** START OF DATA LISTING **

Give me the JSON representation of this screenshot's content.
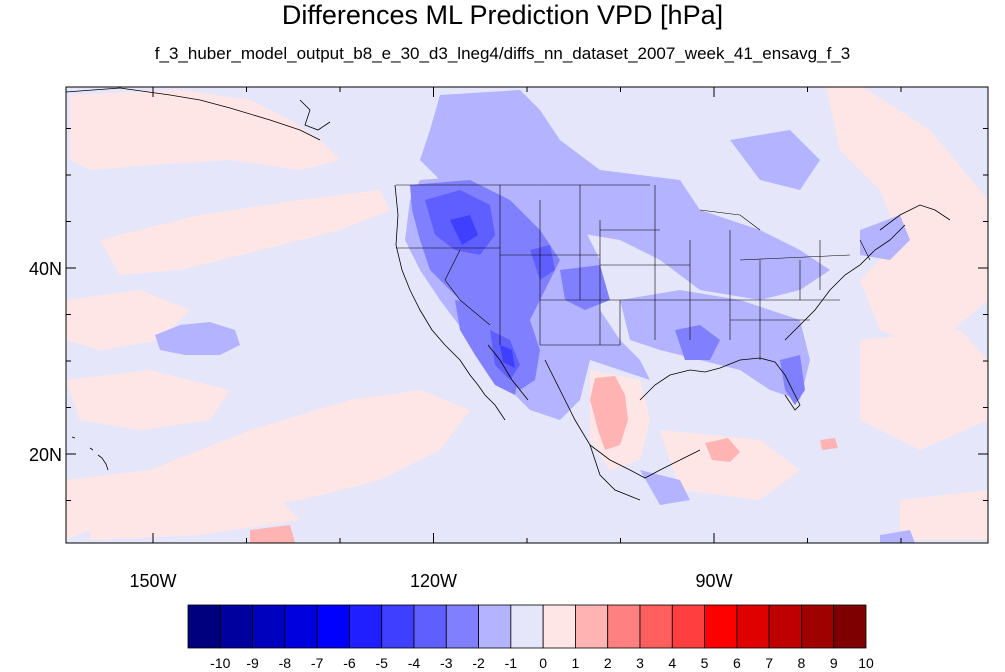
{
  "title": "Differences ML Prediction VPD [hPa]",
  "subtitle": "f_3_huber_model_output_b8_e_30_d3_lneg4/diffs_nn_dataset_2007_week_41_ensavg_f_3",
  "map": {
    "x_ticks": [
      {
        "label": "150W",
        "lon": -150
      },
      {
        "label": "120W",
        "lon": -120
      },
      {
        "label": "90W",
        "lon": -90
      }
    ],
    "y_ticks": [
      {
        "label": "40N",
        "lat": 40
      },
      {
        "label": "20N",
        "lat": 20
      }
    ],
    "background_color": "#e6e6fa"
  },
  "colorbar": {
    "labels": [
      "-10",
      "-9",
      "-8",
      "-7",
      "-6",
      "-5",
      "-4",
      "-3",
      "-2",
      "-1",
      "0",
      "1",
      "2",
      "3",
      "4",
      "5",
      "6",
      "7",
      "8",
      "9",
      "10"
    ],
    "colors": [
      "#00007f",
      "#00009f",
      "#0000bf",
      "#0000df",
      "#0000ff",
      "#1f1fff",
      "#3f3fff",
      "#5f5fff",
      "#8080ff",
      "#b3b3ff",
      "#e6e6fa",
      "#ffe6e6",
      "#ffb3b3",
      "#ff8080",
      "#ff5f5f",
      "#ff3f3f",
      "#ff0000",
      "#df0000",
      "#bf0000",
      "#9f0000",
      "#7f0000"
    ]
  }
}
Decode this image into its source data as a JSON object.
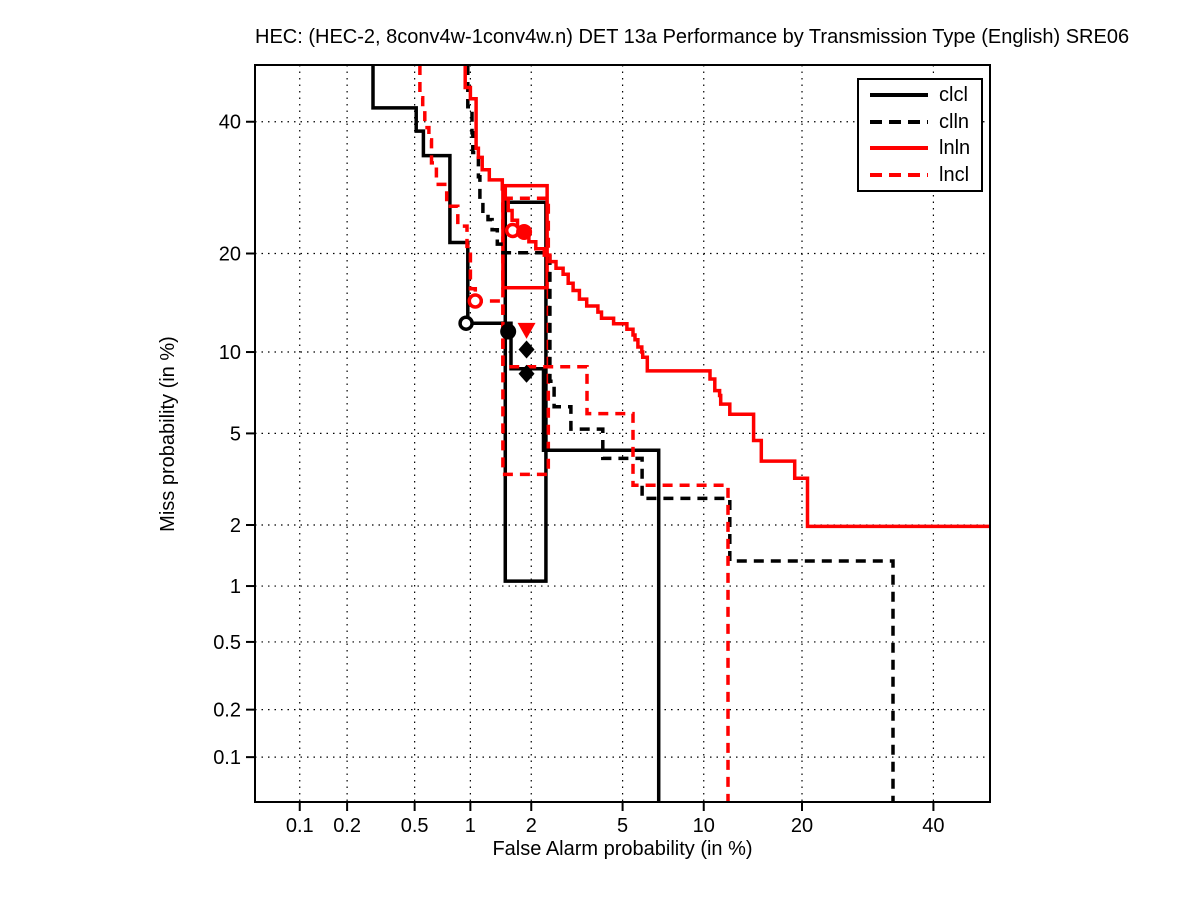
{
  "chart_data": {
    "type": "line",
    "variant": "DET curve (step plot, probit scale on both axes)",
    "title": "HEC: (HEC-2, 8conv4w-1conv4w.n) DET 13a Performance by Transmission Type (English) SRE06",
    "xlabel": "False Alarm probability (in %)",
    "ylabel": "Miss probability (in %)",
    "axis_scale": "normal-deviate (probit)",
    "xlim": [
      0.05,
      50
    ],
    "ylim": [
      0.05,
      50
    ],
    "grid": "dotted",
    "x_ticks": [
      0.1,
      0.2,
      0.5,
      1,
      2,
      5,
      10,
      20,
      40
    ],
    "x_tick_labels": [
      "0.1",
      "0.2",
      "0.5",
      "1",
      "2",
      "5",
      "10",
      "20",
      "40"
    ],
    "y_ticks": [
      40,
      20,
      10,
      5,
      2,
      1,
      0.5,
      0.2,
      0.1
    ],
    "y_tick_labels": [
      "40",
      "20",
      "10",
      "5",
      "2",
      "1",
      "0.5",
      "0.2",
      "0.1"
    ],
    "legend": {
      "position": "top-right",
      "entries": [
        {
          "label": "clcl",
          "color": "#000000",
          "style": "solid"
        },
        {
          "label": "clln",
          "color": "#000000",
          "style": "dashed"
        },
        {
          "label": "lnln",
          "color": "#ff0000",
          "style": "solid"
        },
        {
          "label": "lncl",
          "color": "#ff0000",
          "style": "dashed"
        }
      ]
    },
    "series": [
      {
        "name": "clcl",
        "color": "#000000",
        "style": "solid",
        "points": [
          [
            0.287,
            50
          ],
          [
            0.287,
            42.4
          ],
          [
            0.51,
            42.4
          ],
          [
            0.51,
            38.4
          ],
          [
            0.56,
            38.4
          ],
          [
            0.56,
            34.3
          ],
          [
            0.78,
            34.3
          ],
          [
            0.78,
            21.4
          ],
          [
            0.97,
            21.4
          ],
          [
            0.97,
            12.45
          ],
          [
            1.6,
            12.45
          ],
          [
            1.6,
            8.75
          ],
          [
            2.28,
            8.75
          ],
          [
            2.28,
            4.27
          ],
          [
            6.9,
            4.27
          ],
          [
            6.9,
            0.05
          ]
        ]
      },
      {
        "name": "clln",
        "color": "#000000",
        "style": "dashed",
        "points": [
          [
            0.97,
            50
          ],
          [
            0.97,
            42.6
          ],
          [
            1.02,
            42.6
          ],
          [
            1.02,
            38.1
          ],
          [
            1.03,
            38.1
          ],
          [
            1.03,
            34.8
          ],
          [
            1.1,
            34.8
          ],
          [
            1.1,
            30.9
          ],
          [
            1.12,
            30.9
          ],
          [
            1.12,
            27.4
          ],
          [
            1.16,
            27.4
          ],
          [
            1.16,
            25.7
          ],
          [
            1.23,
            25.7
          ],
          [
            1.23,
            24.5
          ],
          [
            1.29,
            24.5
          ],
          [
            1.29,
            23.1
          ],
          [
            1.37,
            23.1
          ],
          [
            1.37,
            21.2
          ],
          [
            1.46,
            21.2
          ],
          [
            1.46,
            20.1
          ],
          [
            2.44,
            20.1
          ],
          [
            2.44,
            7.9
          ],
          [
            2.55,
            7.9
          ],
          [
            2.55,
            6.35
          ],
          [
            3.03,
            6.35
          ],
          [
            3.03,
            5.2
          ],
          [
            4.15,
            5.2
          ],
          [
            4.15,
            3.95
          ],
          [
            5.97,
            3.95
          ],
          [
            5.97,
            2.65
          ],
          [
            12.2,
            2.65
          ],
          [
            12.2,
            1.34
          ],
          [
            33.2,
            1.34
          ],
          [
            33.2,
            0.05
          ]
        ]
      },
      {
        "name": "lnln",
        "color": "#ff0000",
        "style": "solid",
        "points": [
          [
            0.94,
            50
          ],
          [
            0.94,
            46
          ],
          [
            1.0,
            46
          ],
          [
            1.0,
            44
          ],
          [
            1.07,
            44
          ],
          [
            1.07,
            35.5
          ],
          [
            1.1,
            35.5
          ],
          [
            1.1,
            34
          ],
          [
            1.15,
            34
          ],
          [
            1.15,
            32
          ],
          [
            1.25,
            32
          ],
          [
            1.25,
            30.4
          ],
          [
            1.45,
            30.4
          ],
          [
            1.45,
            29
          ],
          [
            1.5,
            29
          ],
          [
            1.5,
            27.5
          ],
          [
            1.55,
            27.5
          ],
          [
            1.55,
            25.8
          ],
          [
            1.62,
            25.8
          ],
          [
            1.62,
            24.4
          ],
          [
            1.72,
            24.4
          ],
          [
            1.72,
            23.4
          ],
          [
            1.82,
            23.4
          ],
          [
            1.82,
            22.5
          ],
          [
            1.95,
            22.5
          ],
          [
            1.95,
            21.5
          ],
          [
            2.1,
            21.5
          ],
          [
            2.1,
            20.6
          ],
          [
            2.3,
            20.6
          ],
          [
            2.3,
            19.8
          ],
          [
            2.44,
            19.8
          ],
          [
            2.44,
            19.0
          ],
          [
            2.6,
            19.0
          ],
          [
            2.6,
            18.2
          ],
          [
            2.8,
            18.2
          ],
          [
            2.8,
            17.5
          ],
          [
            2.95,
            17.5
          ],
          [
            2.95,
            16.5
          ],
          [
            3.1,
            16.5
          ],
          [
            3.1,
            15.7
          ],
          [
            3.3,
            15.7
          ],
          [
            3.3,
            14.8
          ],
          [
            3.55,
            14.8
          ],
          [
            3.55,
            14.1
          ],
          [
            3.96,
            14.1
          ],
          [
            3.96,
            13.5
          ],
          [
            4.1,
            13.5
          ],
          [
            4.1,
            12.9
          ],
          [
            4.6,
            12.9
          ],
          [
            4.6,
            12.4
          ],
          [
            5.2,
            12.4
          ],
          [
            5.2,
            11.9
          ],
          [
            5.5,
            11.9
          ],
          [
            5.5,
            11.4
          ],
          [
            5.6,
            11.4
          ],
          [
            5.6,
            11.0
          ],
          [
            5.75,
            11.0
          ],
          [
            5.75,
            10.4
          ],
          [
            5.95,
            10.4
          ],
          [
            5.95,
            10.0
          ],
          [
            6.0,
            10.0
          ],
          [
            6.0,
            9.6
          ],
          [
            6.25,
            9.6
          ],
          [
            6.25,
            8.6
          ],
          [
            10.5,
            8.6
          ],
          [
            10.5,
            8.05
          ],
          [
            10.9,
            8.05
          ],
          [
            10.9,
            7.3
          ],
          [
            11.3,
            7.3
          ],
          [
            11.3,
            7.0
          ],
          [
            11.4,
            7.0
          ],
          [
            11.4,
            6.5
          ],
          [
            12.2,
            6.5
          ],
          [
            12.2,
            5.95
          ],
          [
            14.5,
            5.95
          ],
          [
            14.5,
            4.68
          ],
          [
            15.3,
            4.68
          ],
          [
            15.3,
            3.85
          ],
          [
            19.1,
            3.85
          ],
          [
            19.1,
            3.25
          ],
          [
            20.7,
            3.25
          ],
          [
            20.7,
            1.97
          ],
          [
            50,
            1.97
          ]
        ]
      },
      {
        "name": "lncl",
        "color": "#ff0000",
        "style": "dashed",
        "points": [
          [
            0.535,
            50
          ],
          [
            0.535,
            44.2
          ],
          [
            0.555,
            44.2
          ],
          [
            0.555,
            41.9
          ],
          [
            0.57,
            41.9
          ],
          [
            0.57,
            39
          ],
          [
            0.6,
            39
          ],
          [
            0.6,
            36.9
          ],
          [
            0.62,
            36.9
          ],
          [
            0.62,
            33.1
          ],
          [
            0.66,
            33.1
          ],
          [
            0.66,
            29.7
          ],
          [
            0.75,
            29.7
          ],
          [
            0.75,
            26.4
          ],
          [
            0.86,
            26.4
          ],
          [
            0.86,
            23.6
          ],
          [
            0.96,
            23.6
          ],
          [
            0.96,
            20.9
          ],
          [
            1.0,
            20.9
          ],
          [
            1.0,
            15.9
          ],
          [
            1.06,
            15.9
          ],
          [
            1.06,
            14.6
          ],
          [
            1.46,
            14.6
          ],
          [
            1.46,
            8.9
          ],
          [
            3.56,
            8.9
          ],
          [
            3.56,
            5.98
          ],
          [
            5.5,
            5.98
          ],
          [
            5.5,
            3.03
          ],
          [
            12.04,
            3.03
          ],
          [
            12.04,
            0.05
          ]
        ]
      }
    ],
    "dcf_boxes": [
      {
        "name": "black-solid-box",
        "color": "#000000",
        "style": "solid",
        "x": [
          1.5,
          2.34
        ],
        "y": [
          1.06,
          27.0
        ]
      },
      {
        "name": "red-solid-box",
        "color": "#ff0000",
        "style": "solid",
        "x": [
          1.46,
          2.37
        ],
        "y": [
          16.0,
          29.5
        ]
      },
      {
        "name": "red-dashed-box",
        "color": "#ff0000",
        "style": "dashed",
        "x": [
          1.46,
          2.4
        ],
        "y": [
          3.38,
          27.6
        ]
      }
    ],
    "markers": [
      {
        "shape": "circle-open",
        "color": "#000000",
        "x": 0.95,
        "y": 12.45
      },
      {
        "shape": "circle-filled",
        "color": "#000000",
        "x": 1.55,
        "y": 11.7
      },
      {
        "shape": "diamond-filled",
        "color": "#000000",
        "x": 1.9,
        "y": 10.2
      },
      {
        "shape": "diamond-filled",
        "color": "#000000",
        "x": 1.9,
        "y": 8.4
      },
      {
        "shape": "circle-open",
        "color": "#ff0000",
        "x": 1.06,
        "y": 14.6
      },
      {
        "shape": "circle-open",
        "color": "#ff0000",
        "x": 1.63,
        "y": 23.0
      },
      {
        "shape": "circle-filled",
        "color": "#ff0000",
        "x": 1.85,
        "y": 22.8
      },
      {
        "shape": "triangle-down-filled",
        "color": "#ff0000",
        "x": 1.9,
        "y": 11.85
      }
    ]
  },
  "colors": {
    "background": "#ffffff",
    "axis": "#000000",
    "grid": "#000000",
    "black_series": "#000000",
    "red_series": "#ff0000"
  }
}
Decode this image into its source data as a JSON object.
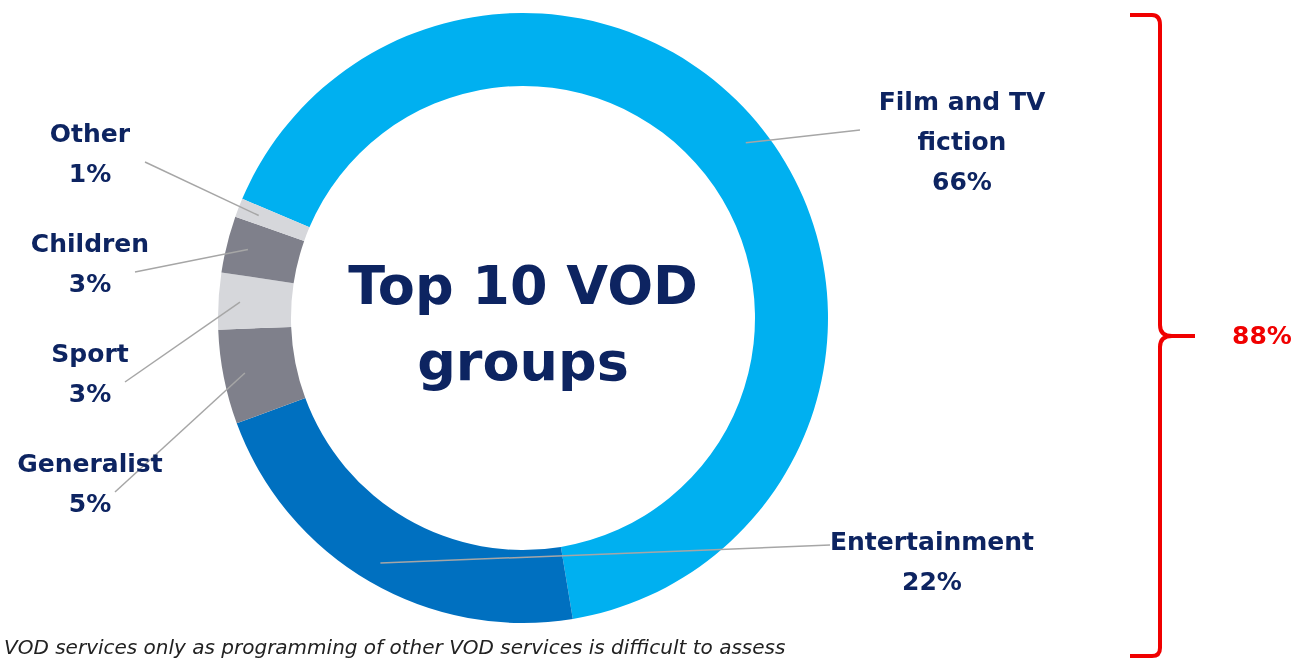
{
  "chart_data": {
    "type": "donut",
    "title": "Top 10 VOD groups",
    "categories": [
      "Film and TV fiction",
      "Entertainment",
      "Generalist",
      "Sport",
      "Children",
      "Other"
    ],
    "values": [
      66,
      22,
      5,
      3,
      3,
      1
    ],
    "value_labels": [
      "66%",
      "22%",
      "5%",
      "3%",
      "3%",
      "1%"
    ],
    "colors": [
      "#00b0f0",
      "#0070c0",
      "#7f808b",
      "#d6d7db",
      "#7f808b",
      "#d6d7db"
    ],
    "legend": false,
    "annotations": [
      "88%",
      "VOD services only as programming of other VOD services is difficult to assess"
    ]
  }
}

** END OF DATA LISTING **

(GOAL): Look through the listing above. Pick out each line with "probability" and copy it.

(EXERCISE RESULT):
    "xlabel": "False Alarm probability (in %)",
    "ylabel": "Miss probability (in %)",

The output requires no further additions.